TASK BRIEF:
From the entries that follow, pick out all lines holding "Email".

Collected data:
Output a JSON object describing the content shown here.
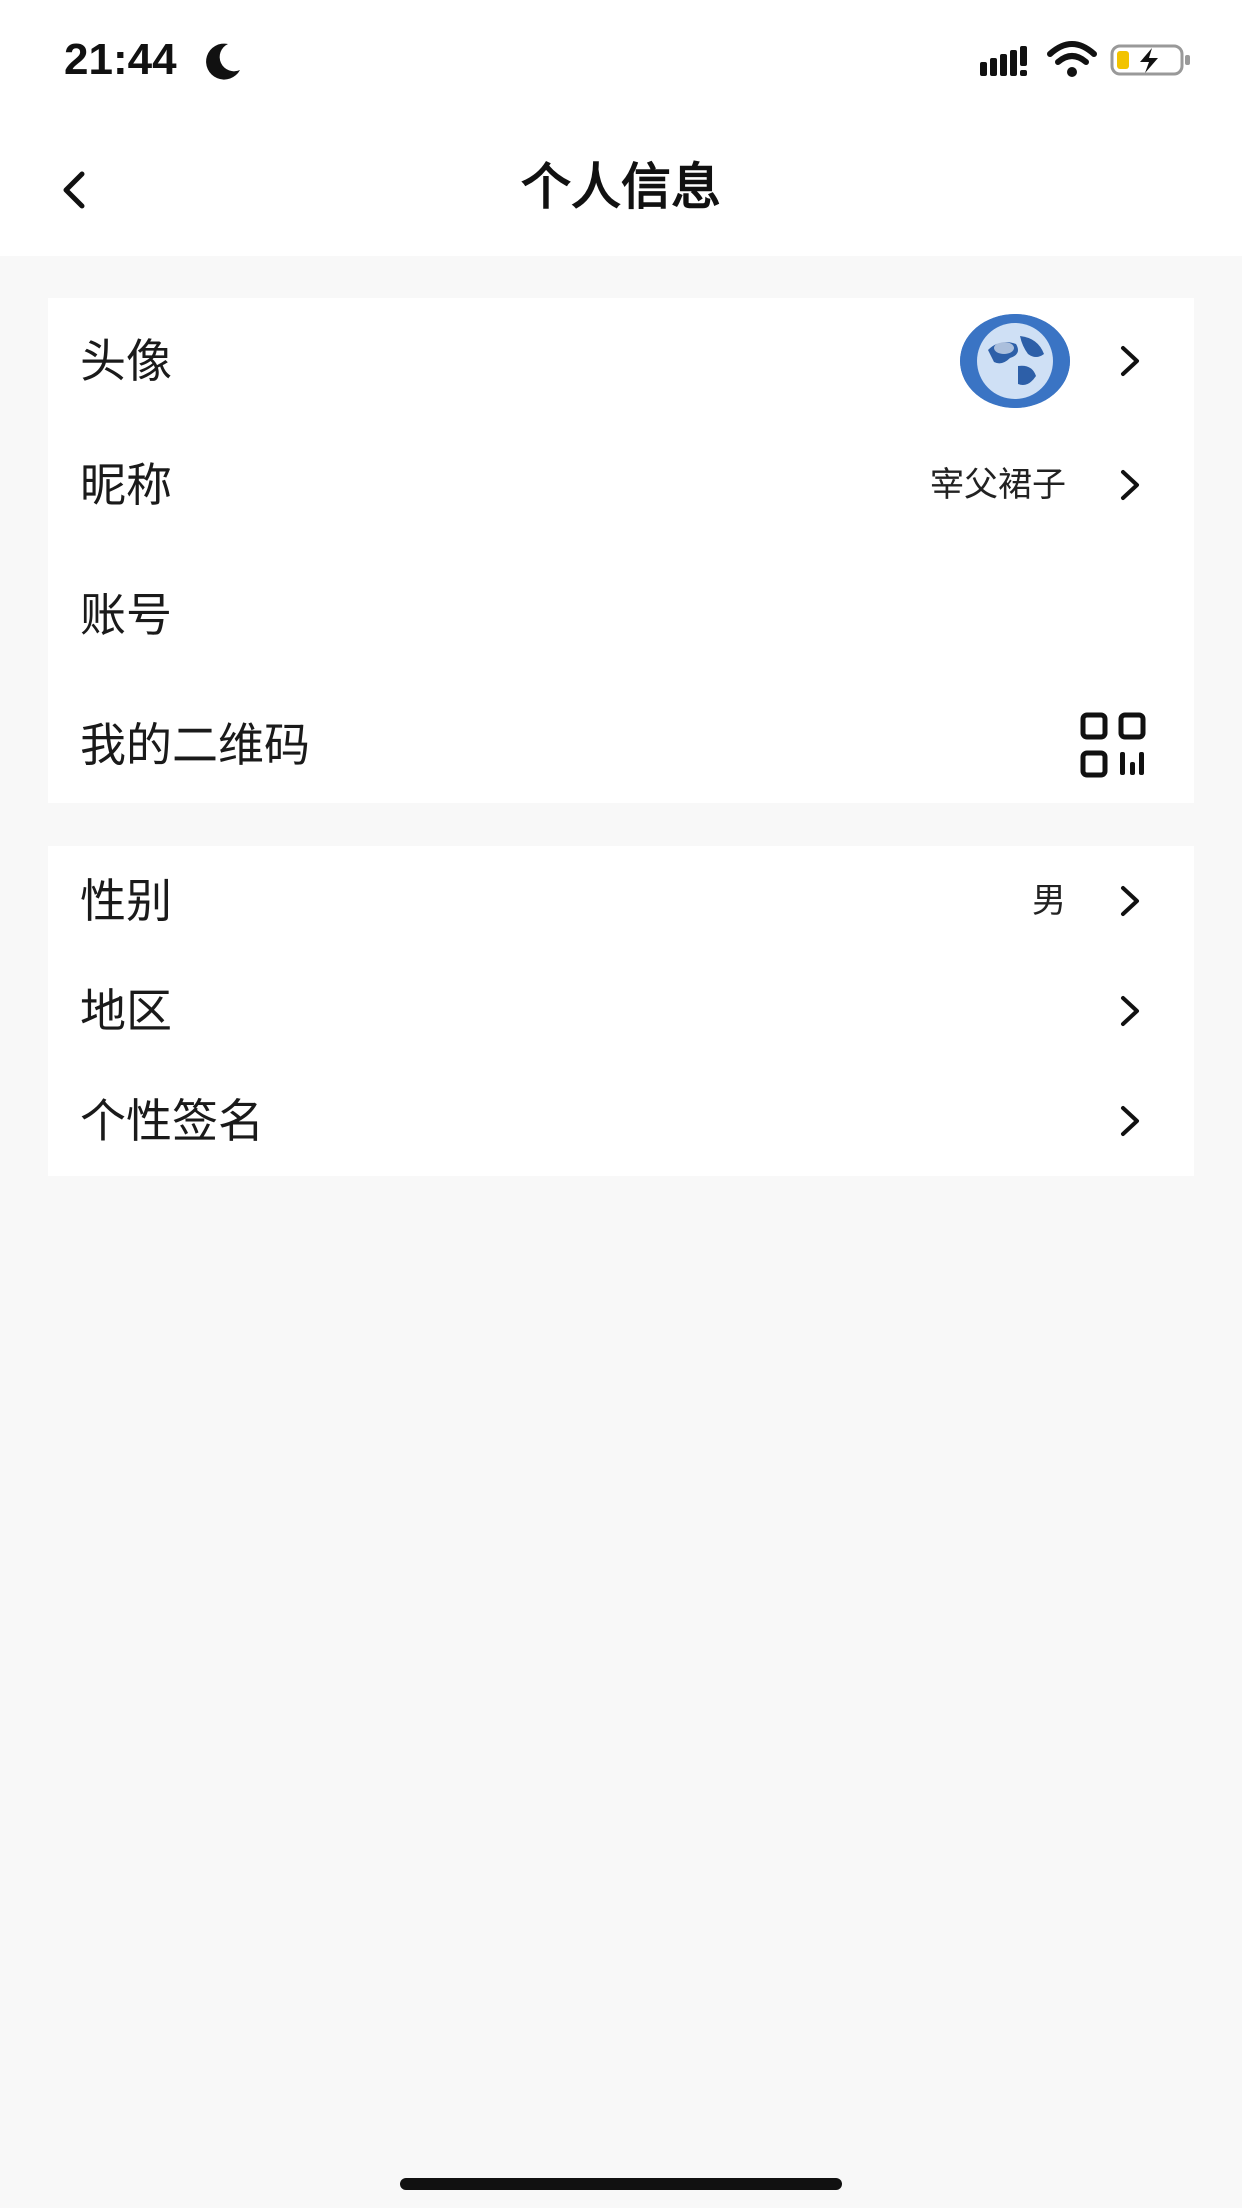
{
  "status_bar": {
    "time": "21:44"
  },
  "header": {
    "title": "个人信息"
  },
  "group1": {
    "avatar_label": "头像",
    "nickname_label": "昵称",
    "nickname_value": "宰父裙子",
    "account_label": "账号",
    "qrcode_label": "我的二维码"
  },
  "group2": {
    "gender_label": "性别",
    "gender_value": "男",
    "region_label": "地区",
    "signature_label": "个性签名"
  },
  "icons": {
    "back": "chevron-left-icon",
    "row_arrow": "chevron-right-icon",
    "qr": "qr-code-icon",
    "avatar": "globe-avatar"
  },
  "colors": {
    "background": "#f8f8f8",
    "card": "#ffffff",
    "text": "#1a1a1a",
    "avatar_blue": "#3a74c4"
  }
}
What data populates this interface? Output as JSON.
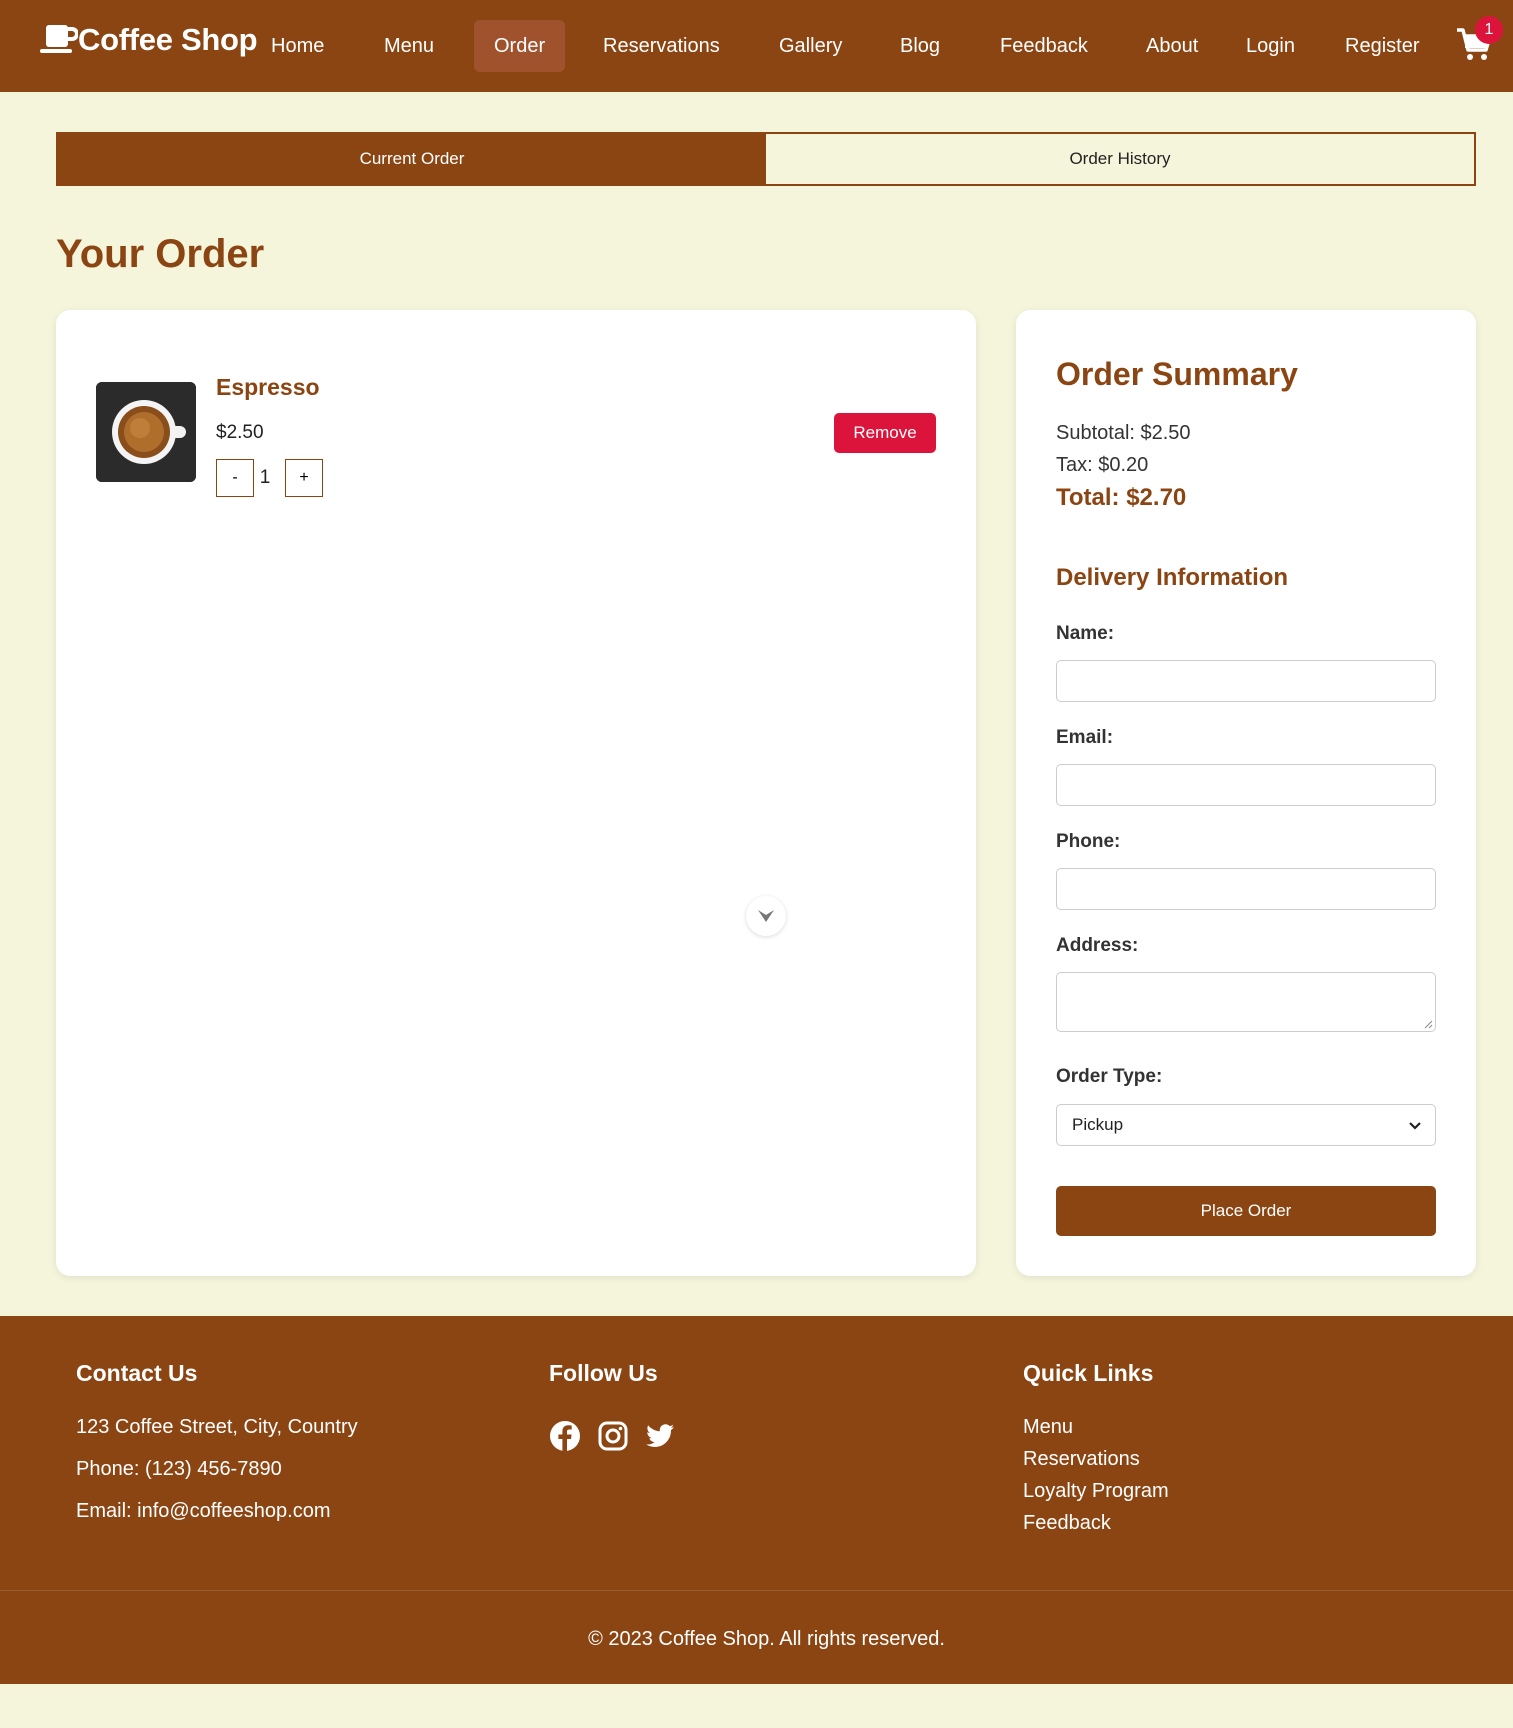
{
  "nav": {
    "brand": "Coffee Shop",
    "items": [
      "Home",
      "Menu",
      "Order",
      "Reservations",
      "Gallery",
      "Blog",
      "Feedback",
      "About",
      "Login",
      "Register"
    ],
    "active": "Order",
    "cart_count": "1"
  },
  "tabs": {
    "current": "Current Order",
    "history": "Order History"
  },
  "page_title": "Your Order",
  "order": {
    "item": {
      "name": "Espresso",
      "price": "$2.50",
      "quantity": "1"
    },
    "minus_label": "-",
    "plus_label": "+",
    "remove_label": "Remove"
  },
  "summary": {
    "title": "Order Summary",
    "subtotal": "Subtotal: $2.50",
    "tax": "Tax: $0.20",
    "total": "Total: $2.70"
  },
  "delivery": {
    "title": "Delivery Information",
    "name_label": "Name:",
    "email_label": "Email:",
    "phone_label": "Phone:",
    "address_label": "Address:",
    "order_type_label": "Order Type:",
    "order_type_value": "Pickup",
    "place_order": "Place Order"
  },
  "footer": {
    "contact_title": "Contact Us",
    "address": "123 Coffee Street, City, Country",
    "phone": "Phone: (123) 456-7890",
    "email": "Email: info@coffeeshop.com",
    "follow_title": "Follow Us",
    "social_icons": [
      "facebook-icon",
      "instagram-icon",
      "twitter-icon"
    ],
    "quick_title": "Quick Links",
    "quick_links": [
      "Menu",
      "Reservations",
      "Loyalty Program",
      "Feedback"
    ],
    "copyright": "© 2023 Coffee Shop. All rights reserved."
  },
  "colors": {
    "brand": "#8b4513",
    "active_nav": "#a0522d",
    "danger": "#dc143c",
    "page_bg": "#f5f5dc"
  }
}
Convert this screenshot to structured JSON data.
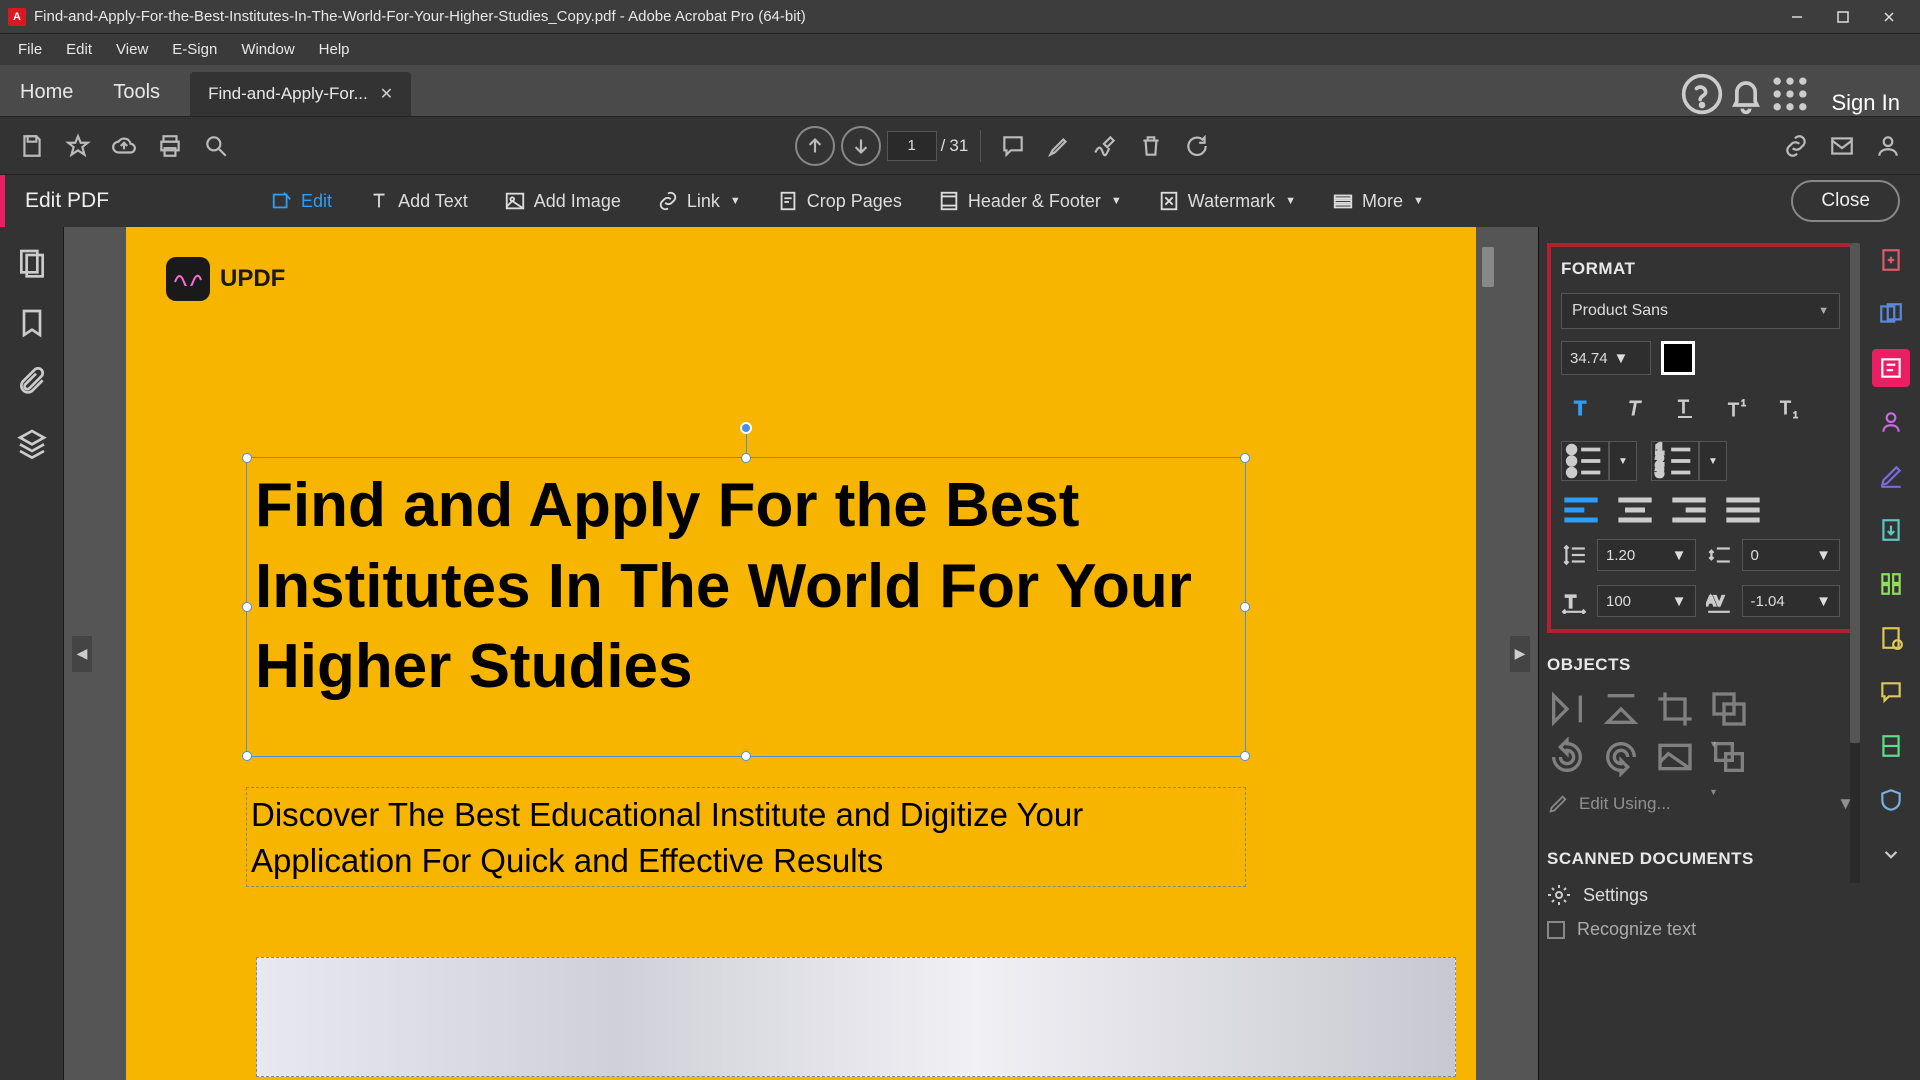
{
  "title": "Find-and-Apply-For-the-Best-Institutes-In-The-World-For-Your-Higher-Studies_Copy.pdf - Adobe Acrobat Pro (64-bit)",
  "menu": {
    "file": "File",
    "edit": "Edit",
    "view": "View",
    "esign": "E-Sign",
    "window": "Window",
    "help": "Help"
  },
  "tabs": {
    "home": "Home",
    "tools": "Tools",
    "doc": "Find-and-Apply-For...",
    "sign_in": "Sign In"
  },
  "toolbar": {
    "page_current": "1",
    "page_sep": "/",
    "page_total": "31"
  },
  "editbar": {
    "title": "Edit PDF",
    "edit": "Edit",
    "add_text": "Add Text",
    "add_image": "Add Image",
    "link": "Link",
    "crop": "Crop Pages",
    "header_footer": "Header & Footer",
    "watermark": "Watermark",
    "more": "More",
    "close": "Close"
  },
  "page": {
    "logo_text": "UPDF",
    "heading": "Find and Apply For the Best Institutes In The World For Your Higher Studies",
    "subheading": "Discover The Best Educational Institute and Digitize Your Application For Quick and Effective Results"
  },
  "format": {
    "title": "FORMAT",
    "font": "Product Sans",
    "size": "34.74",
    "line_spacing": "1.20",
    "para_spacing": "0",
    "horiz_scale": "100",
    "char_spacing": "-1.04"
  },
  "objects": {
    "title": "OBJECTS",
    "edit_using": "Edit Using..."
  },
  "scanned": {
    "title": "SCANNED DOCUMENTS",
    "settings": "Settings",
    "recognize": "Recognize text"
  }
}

TASK RESULT:
    "email_label": "Email:",
    "email": "Email: info@coffeeshop.com",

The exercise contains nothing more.